What to do: Write out the listing beneath this instruction in its entirety, exactly as it reads.

--- start of Dataset rows ---

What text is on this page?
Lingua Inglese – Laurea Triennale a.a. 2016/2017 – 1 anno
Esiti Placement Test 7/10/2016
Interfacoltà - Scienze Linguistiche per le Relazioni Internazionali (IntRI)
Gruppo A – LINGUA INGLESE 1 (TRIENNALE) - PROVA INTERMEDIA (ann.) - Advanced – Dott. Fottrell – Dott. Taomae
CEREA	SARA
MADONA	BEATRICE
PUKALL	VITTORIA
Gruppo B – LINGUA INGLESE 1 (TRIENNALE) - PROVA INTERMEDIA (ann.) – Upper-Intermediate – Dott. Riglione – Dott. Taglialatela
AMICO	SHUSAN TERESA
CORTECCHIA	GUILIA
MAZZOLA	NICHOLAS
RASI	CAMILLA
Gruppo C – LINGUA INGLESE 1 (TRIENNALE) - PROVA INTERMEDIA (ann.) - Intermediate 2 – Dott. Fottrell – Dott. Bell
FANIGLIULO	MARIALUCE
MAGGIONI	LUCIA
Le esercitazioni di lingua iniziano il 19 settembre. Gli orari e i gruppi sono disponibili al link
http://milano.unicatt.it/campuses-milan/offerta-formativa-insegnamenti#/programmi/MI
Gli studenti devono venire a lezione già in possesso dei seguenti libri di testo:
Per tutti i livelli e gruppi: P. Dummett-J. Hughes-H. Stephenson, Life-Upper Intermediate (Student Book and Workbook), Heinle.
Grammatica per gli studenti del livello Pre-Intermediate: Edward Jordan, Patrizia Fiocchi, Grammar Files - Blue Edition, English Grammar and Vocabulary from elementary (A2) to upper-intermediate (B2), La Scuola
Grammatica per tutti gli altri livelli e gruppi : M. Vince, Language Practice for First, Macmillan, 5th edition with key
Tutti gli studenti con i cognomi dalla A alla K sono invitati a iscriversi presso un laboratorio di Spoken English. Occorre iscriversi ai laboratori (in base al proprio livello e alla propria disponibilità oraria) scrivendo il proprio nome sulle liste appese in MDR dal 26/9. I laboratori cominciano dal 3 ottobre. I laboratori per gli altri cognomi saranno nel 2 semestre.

--- end of Dataset rows ---

Reply:
What text is on this page?
Lingua Inglese – Laurea Triennale a.a. 2016/2017 – 1 anno
Esiti Placement Test 7/10/2016
Interfacoltà - Scienze Linguistiche per le Relazioni Internazionali (IntRI)
Gruppo A – LINGUA INGLESE 1 (TRIENNALE) - PROVA INTERMEDIA (ann.) - Advanced – Dott. Fottrell – Dott. Taomae
CEREA	SARA
MADONA	BEATRICE
PUKALL	VITTORIA
Gruppo B – LINGUA INGLESE 1 (TRIENNALE) - PROVA INTERMEDIA (ann.) – Upper-Intermediate – Dott. Riglione – Dott. Taglialatela
AMICO	SHUSAN TERESA
CORTECCHIA	GUILIA
MAZZOLA	NICHOLAS
RASI	CAMILLA
Gruppo C – LINGUA INGLESE 1 (TRIENNALE) - PROVA INTERMEDIA (ann.) - Intermediate 2 – Dott. Fottrell – Dott. Bell
FANIGLIULO	MARIALUCE
MAGGIONI	LUCIA
Le esercitazioni di lingua iniziano il 19 settembre. Gli orari e i gruppi sono disponibili al link
http://milano.unicatt.it/campuses-milan/offerta-formativa-insegnamenti#/programmi/MI
Gli studenti devono venire a lezione già in possesso dei seguenti libri di testo:
Per tutti i livelli e gruppi: P. Dummett-J. Hughes-H. Stephenson, Life-Upper Intermediate (Student Book and Workbook), Heinle.
Grammatica per gli studenti del livello Pre-Intermediate: Edward Jordan, Patrizia Fiocchi, Grammar Files - Blue Edition, English Grammar and Vocabulary from elementary (A2) to upper-intermediate (B2), La Scuola
Grammatica per tutti gli altri livelli e gruppi : M. Vince, Language Practice for First, Macmillan, 5th edition with key
Tutti gli studenti con i cognomi dalla A alla K sono invitati a iscriversi presso un laboratorio di Spoken English. Occorre iscriversi ai laboratori (in base al proprio livello e alla propria disponibilità oraria) scrivendo il proprio nome sulle liste appese in MDR dal 26/9. I laboratori cominciano dal 3 ottobre. I laboratori per gli altri cognomi saranno nel 2 semestre.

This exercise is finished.